+++ Entries

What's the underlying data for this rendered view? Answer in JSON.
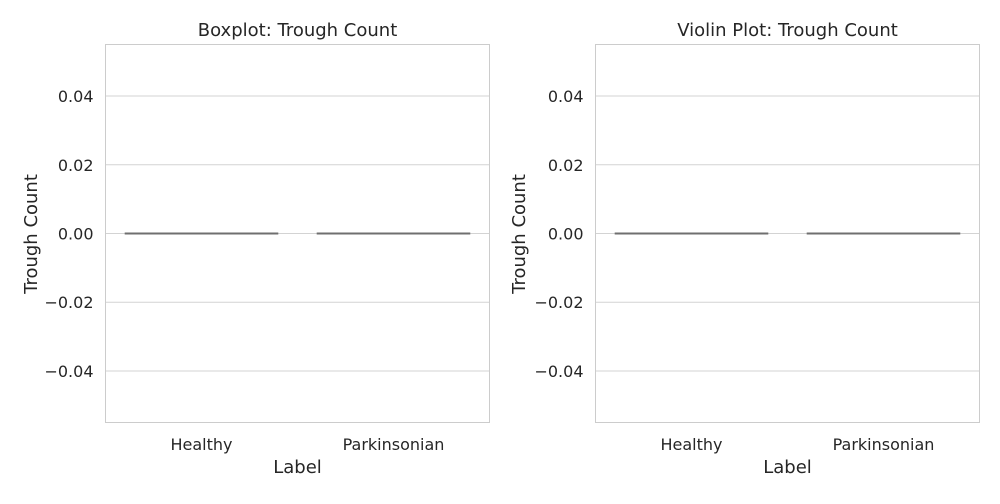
{
  "chart_data": [
    {
      "type": "box",
      "title": "Boxplot: Trough Count",
      "xlabel": "Label",
      "ylabel": "Trough Count",
      "categories": [
        "Healthy",
        "Parkinsonian"
      ],
      "values": [
        0,
        0
      ],
      "ylim": [
        -0.055,
        0.055
      ],
      "yticks": [
        0.04,
        0.02,
        0.0,
        -0.02,
        -0.04
      ],
      "ytick_labels": [
        "0.04",
        "0.02",
        "0.00",
        "−0.02",
        "−0.04"
      ],
      "grid": true,
      "line_color": "#6f6f6f",
      "grid_color": "#d3d3d3"
    },
    {
      "type": "violin",
      "title": "Violin Plot: Trough Count",
      "xlabel": "Label",
      "ylabel": "Trough Count",
      "categories": [
        "Healthy",
        "Parkinsonian"
      ],
      "values": [
        0,
        0
      ],
      "ylim": [
        -0.055,
        0.055
      ],
      "yticks": [
        0.04,
        0.02,
        0.0,
        -0.02,
        -0.04
      ],
      "ytick_labels": [
        "0.04",
        "0.02",
        "0.00",
        "−0.02",
        "−0.04"
      ],
      "grid": true,
      "line_color": "#6f6f6f",
      "grid_color": "#d3d3d3"
    }
  ]
}
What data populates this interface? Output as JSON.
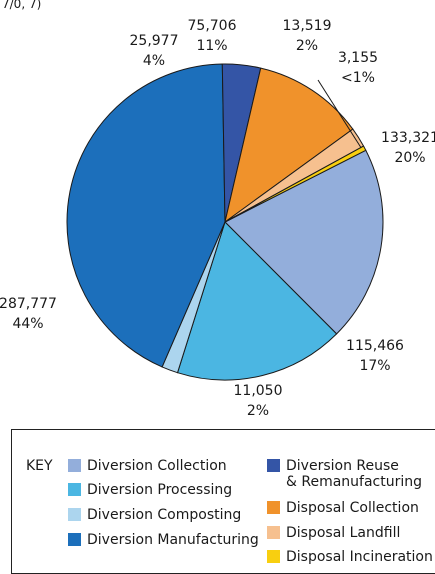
{
  "top_fragment": "7/0, 7)",
  "chart_data": {
    "type": "pie",
    "title": "",
    "slices": [
      {
        "name": "Diversion Collection",
        "value": 133321,
        "label": "133,321",
        "pct": "20%",
        "color": "#93aedb"
      },
      {
        "name": "Diversion Processing",
        "value": 115466,
        "label": "115,466",
        "pct": "17%",
        "color": "#4bb6e2"
      },
      {
        "name": "Diversion Composting",
        "value": 11050,
        "label": "11,050",
        "pct": "2%",
        "color": "#acd5ee"
      },
      {
        "name": "Diversion Manufacturing",
        "value": 287777,
        "label": "287,777",
        "pct": "44%",
        "color": "#1c6fbb"
      },
      {
        "name": "Diversion Reuse & Remanufacturing",
        "value": 25977,
        "label": "25,977",
        "pct": "4%",
        "color": "#3455a6"
      },
      {
        "name": "Disposal Collection",
        "value": 75706,
        "label": "75,706",
        "pct": "11%",
        "color": "#f0922b"
      },
      {
        "name": "Disposal Landfill",
        "value": 13519,
        "label": "13,519",
        "pct": "2%",
        "color": "#f6c08f"
      },
      {
        "name": "Disposal Incineration",
        "value": 3155,
        "label": "3,155",
        "pct": "<1%",
        "color": "#f8cf10"
      }
    ],
    "legend_position": "bottom"
  },
  "legend": {
    "title": "KEY",
    "items": [
      {
        "label": "Diversion Collection",
        "color": "#93aedb"
      },
      {
        "label": "Diversion Processing",
        "color": "#4bb6e2"
      },
      {
        "label": "Diversion Composting",
        "color": "#acd5ee"
      },
      {
        "label": "Diversion Manufacturing",
        "color": "#1c6fbb"
      },
      {
        "label": "Diversion Reuse\n& Remanufacturing",
        "color": "#3455a6"
      },
      {
        "label": "Disposal Collection",
        "color": "#f0922b"
      },
      {
        "label": "Disposal Landfill",
        "color": "#f6c08f"
      },
      {
        "label": "Disposal Incineration",
        "color": "#f8cf10"
      }
    ]
  }
}
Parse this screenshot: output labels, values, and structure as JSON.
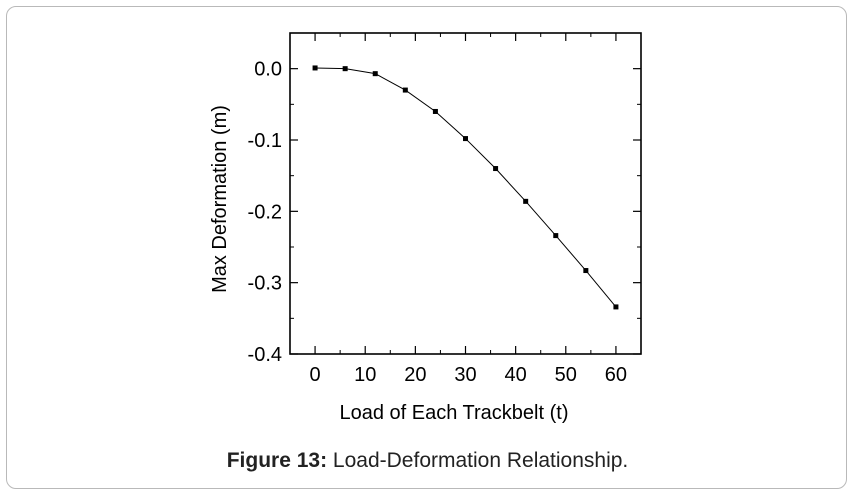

++++++

What the exercise asks
Omit the pictures. Transcribe every record exactly.

Result of this exercise
What's the underlying data for this rendered view? Answer in JSON.
{
  "chart_data": [
    {
      "type": "box",
      "title": "Boxplot: Trough Count",
      "xlabel": "Label",
      "ylabel": "Trough Count",
      "categories": [
        "Healthy",
        "Parkinsonian"
      ],
      "values": [
        0,
        0
      ],
      "ylim": [
        -0.055,
        0.055
      ],
      "yticks": [
        0.04,
        0.02,
        0.0,
        -0.02,
        -0.04
      ],
      "ytick_labels": [
        "0.04",
        "0.02",
        "0.00",
        "−0.02",
        "−0.04"
      ],
      "grid": true,
      "line_color": "#6f6f6f",
      "grid_color": "#d3d3d3"
    },
    {
      "type": "violin",
      "title": "Violin Plot: Trough Count",
      "xlabel": "Label",
      "ylabel": "Trough Count",
      "categories": [
        "Healthy",
        "Parkinsonian"
      ],
      "values": [
        0,
        0
      ],
      "ylim": [
        -0.055,
        0.055
      ],
      "yticks": [
        0.04,
        0.02,
        0.0,
        -0.02,
        -0.04
      ],
      "ytick_labels": [
        "0.04",
        "0.02",
        "0.00",
        "−0.02",
        "−0.04"
      ],
      "grid": true,
      "line_color": "#6f6f6f",
      "grid_color": "#d3d3d3"
    }
  ]
}
What data populates this interface? Output as JSON.
{
  "top_fragment": "7/0, 7)",
  "chart_data": {
    "type": "pie",
    "title": "",
    "slices": [
      {
        "name": "Diversion Collection",
        "value": 133321,
        "label": "133,321",
        "pct": "20%",
        "color": "#93aedb"
      },
      {
        "name": "Diversion Processing",
        "value": 115466,
        "label": "115,466",
        "pct": "17%",
        "color": "#4bb6e2"
      },
      {
        "name": "Diversion Composting",
        "value": 11050,
        "label": "11,050",
        "pct": "2%",
        "color": "#acd5ee"
      },
      {
        "name": "Diversion Manufacturing",
        "value": 287777,
        "label": "287,777",
        "pct": "44%",
        "color": "#1c6fbb"
      },
      {
        "name": "Diversion Reuse & Remanufacturing",
        "value": 25977,
        "label": "25,977",
        "pct": "4%",
        "color": "#3455a6"
      },
      {
        "name": "Disposal Collection",
        "value": 75706,
        "label": "75,706",
        "pct": "11%",
        "color": "#f0922b"
      },
      {
        "name": "Disposal Landfill",
        "value": 13519,
        "label": "13,519",
        "pct": "2%",
        "color": "#f6c08f"
      },
      {
        "name": "Disposal Incineration",
        "value": 3155,
        "label": "3,155",
        "pct": "<1%",
        "color": "#f8cf10"
      }
    ],
    "legend_position": "bottom"
  },
  "legend": {
    "title": "KEY",
    "items": [
      {
        "label": "Diversion Collection",
        "color": "#93aedb"
      },
      {
        "label": "Diversion Processing",
        "color": "#4bb6e2"
      },
      {
        "label": "Diversion Composting",
        "color": "#acd5ee"
      },
      {
        "label": "Diversion Manufacturing",
        "color": "#1c6fbb"
      },
      {
        "label": "Diversion Reuse\n& Remanufacturing",
        "color": "#3455a6"
      },
      {
        "label": "Disposal Collection",
        "color": "#f0922b"
      },
      {
        "label": "Disposal Landfill",
        "color": "#f6c08f"
      },
      {
        "label": "Disposal Incineration",
        "color": "#f8cf10"
      }
    ]
  }
}
Parse this screenshot: output labels, values, and structure as JSON.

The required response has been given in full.